Prompt: Each record below should be output verbatim, without pictures.
[BEGIN The records]
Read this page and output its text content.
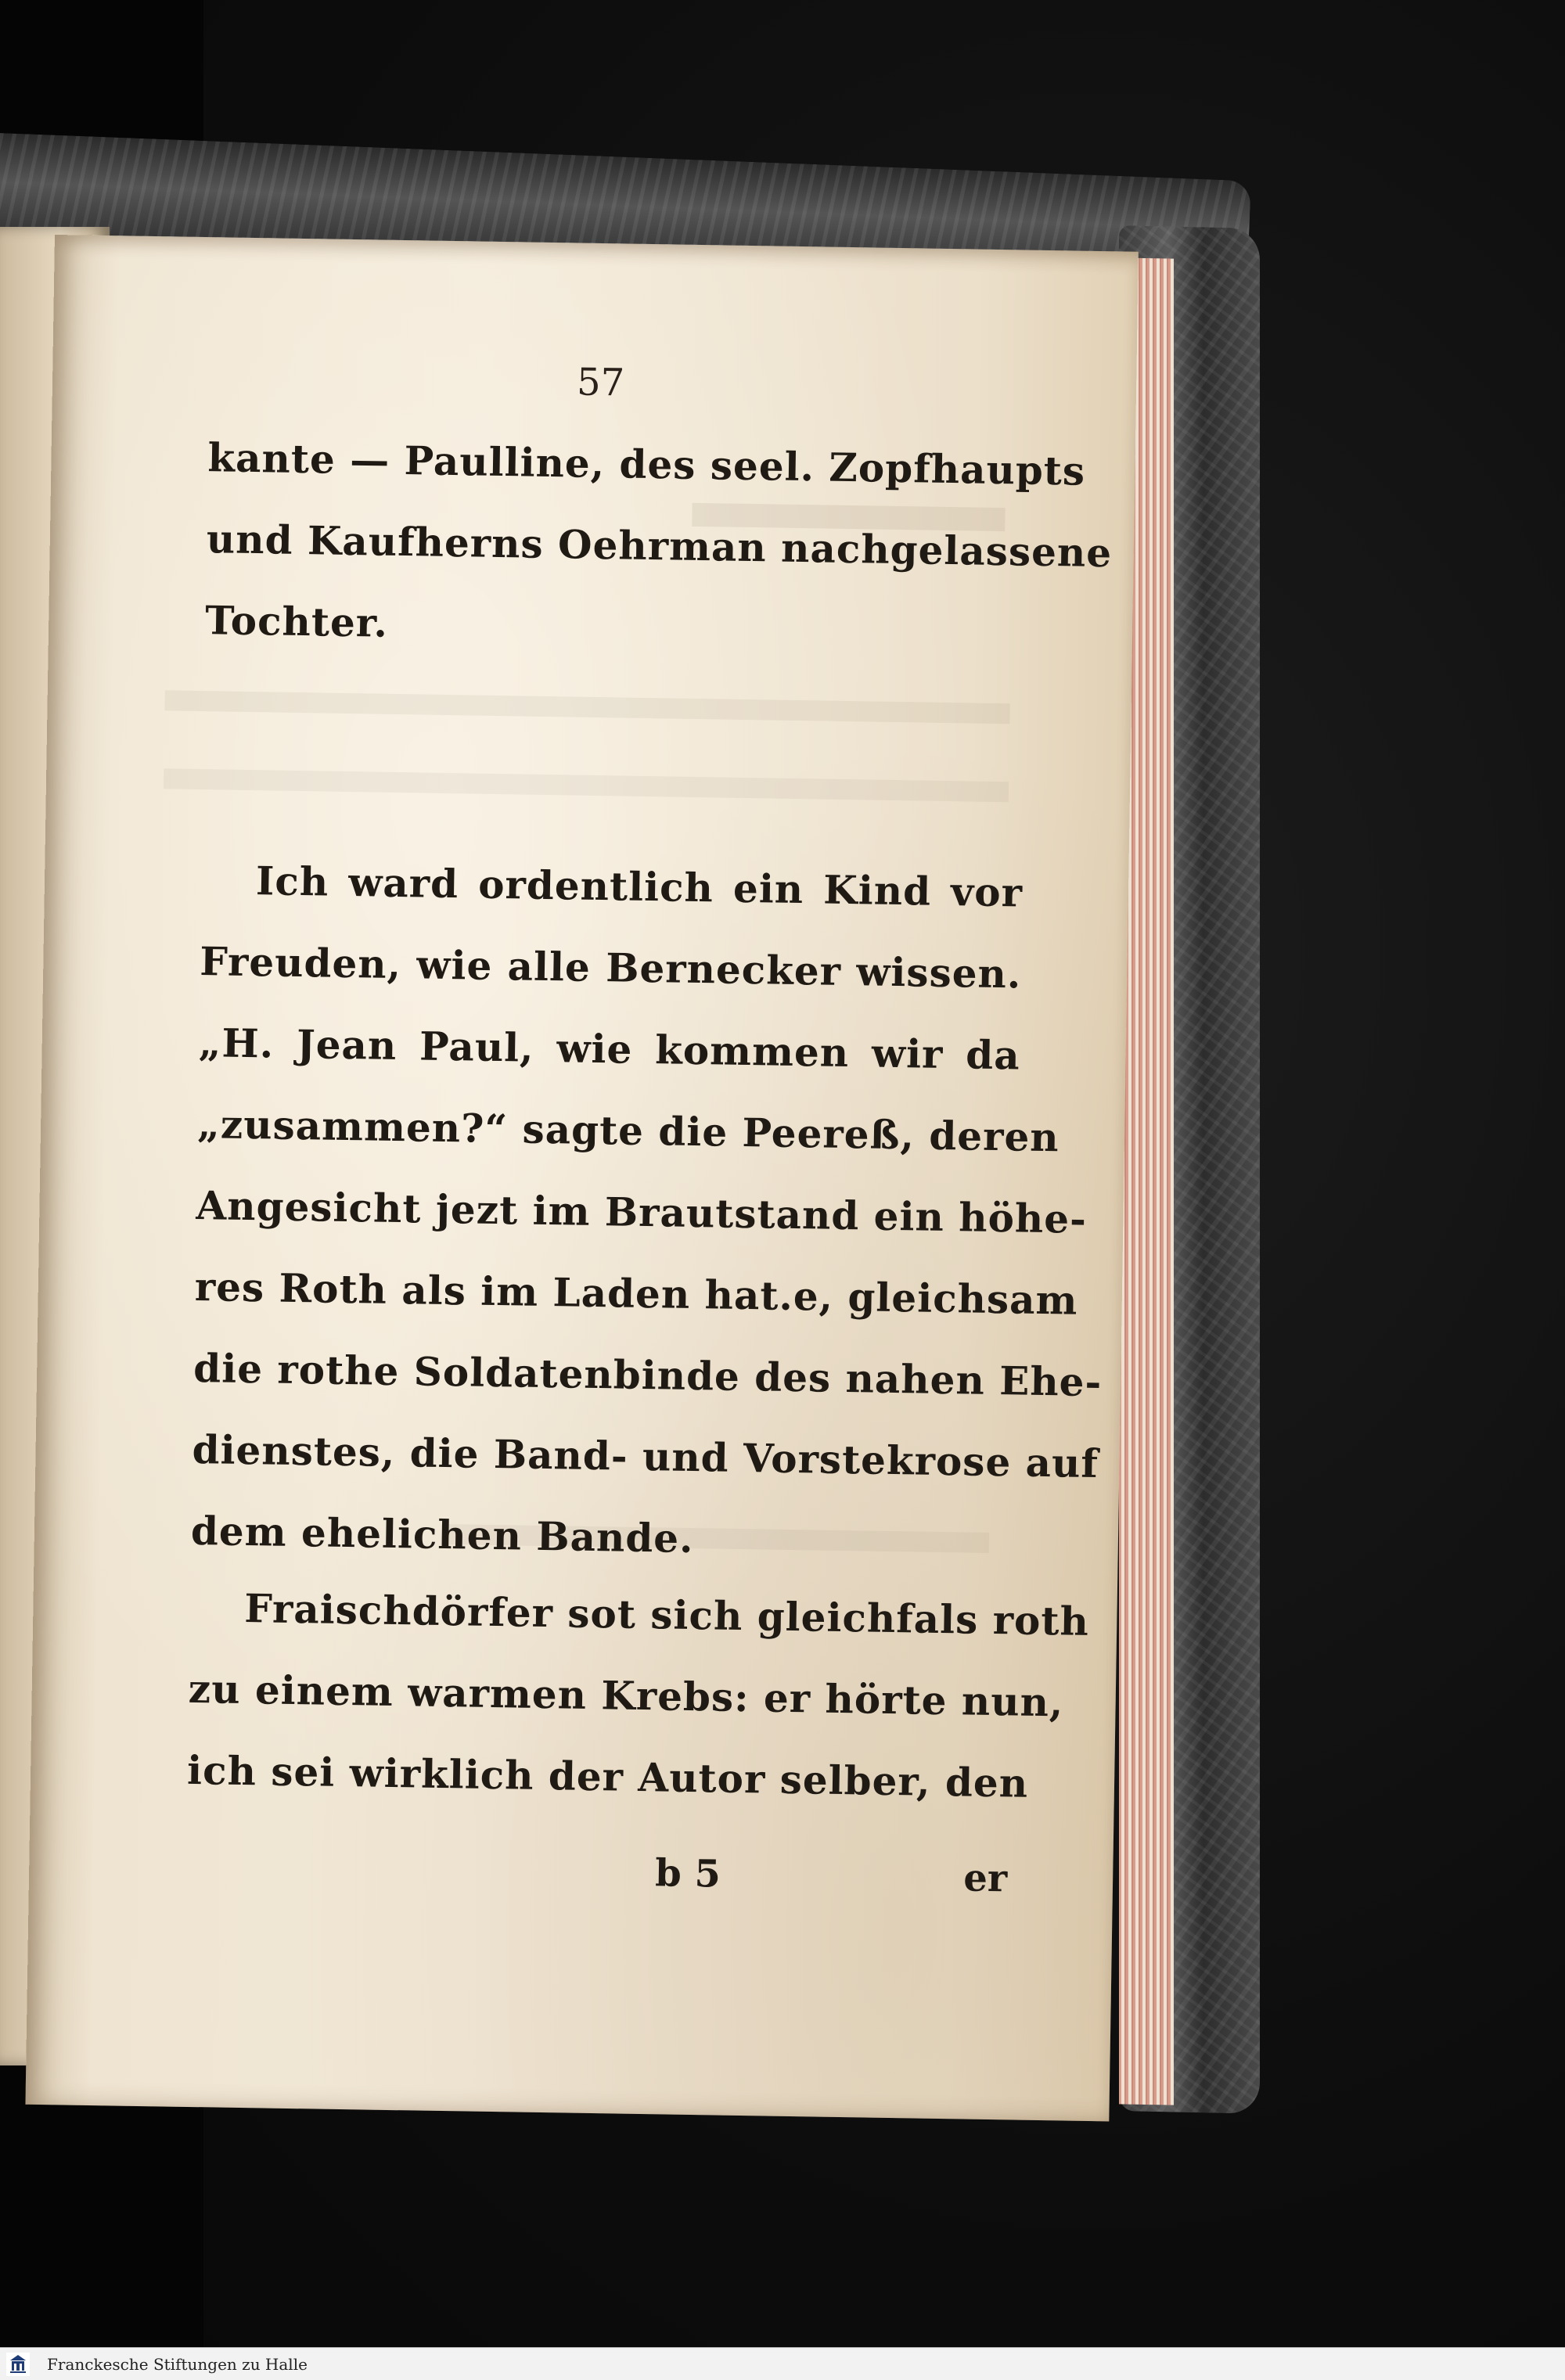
57

kante — Paulline, des seel. Zopfhaupts
und Kaufherns Oehrman nachgelassene
Tochter.
Ich ward ordentlich ein Kind vor
Freuden, wie alle Bernecker wissen.
„H. Jean Paul, wie kommen wir da
„zusammen?“ sagte die Peereß, deren
Angesicht jezt im Brautstand ein höhe-
res Roth als im Laden hat.e, gleichsam
die rothe Soldatenbinde des nahen Ehe-
dienstes, die Band- und Vorstekrose auf
dem ehelichen Bande.
Fraischdörfer sot sich gleichfals roth
zu einem warmen Krebs: er hörte nun,
ich sei wirklich der Autor selber, den
b 5	er
Franckesche Stiftungen zu Halle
[END The records]
Correct result:
Read this page and output its text content.
57

kante — Paulline, des seel. Zopfhaupts
und Kaufherns Oehrman nachgelassene
Tochter.
Ich ward ordentlich ein Kind vor
Freuden, wie alle Bernecker wissen.
„H. Jean Paul, wie kommen wir da
„zusammen?“ sagte die Peereß, deren
Angesicht jezt im Brautstand ein höhe-
res Roth als im Laden hat.e, gleichsam
die rothe Soldatenbinde des nahen Ehe-
dienstes, die Band- und Vorstekrose auf
dem ehelichen Bande.
Fraischdörfer sot sich gleichfals roth
zu einem warmen Krebs: er hörte nun,
ich sei wirklich der Autor selber, den
b 5	er
Franckesche Stiftungen zu Halle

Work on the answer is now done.